* _THE PROBLEM_:
Filter this data down to the lines that hold "kinh", and copy them.

(Stored records)

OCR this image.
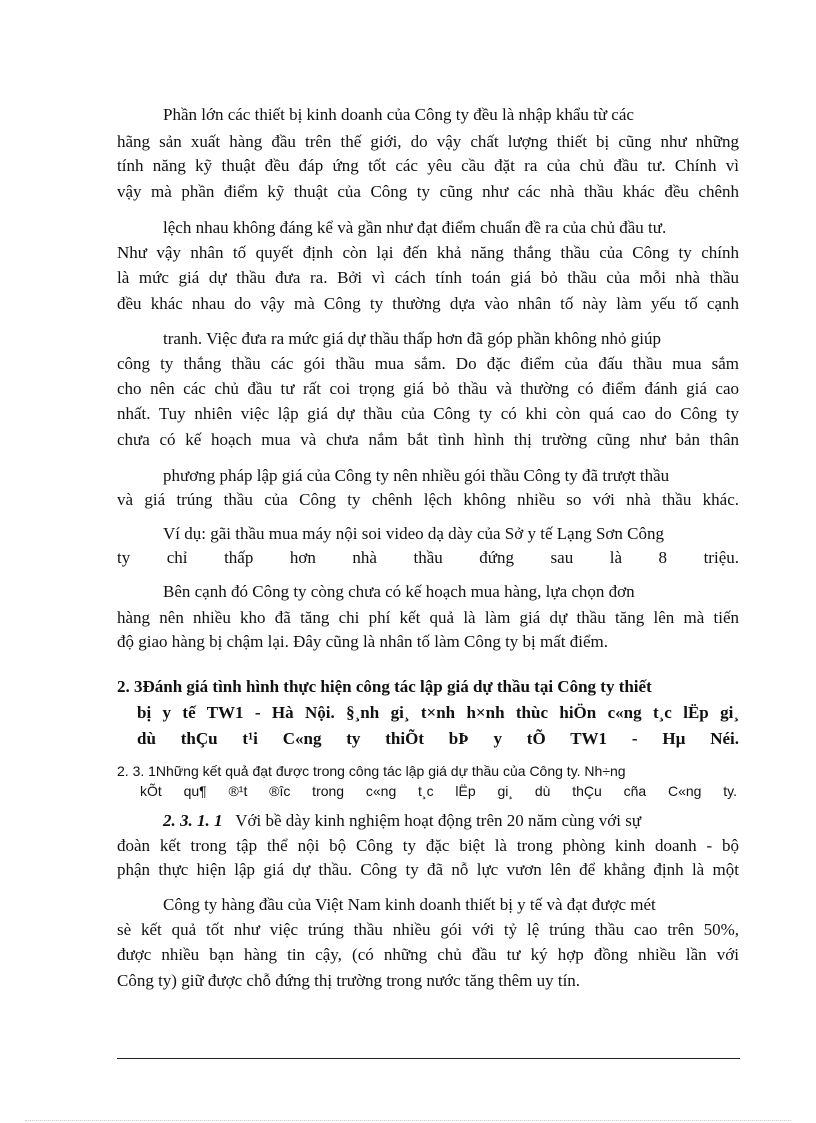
Phần lớn các thiết bị kinh doanh của Công ty đều là nhập khẩu từ các
hãng sản xuất hàng đầu trên thế giới, do vậy chất lượng thiết bị cũng như những
tính năng kỹ thuật đều đáp ứng tốt các yêu cầu đặt ra của chủ đầu tư. Chính vì
vậy mà phần điểm kỹ thuật của Công ty cũng như các nhà thầu khác đều chênh
lệch nhau không đáng kể và gần như đạt điểm chuẩn đề ra của chủ đầu tư.
Như vậy nhân tố quyết định còn lại đến khả năng thắng thầu của Công ty chính
là mức giá dự thầu đưa ra. Bởi vì cách tính toán giá bỏ thầu của mỗi nhà thầu
đều khác nhau do vậy mà Công ty thường dựa vào nhân tố này làm yếu tố cạnh
tranh. Việc đưa ra mức giá dự thầu thấp hơn đã góp phần không nhỏ giúp
công ty thắng thầu các gói thầu mua sắm. Do đặc điểm của đấu thầu mua sắm
cho nên các chủ đầu tư rất coi trọng giá bỏ thầu và thường có điểm đánh giá cao
nhất. Tuy nhiên việc lập giá dự thầu của Công ty có khi còn quá cao do Công ty
chưa có kế hoạch mua và chưa nắm bắt tình hình thị trường cũng như bản thân
phương pháp lập giá của Công ty nên nhiều gói thầu Công ty đã trượt thầu
và giá trúng thầu của Công ty chênh lệch không nhiều so với nhà thầu khác.
Ví dụ: gãi thầu mua máy nội soi video dạ dày của Sở y tế Lạng Sơn Công
ty chỉ thấp hơn nhà thầu đứng sau là 8 triệu.
Bên cạnh đó Công ty còng chưa có kế hoạch mua hàng, lựa chọn đơn
hàng nên nhiều kho đã tăng chi phí kết quả là làm giá dự thầu tăng lên mà tiến
độ giao hàng bị chậm lại. Đây cũng là nhân tố làm Công ty bị mất điểm.
2. 3Đánh giá tình hình thực hiện công tác lập giá dự thầu tại Công ty thiết
bị y tế TW1 - Hà Nội. §¸nh gi¸ t×nh h×nh thùc hiÖn c«ng t¸c lËp gi¸
dù thÇu t¹i C«ng ty thiÕt bÞ y tÕ TW1 - Hµ Néi.
2. 3. 1Những kết quả đạt được trong công tác lập giá dự thầu của Công ty. Nh÷ng
kÕt qu¶ ®¹t ®îc trong c«ng t¸c lËp gi¸ dù thÇu cña C«ng ty.
2. 3. 1. 1 Với bề dày kinh nghiệm hoạt động trên 20 năm cùng với sự
đoàn kết trong tập thể nội bộ Công ty đặc biệt là trong phòng kinh doanh - bộ
phận thực hiện lập giá dự thầu. Công ty đã nỗ lực vươn lên để khẳng định là một
Công ty hàng đầu của Việt Nam kinh doanh thiết bị y tế và đạt được mét
sè kết quả tốt như việc trúng thầu nhiều gói với tỷ lệ trúng thầu cao trên 50%,
được nhiều bạn hàng tin cậy, (có những chủ đầu tư ký hợp đồng nhiều lần với
Công ty) giữ được chỗ đứng thị trường trong nước tăng thêm uy tín.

* _REPLY_:
Phần lớn các thiết bị kinh doanh của Công ty đều là nhập khẩu từ các
2. 3. 1. 1 Với bề dày kinh nghiệm hoạt động trên 20 năm cùng với sự
đoàn kết trong tập thể nội bộ Công ty đặc biệt là trong phòng kinh doanh - bộ
Công ty hàng đầu của Việt Nam kinh doanh thiết bị y tế và đạt được mét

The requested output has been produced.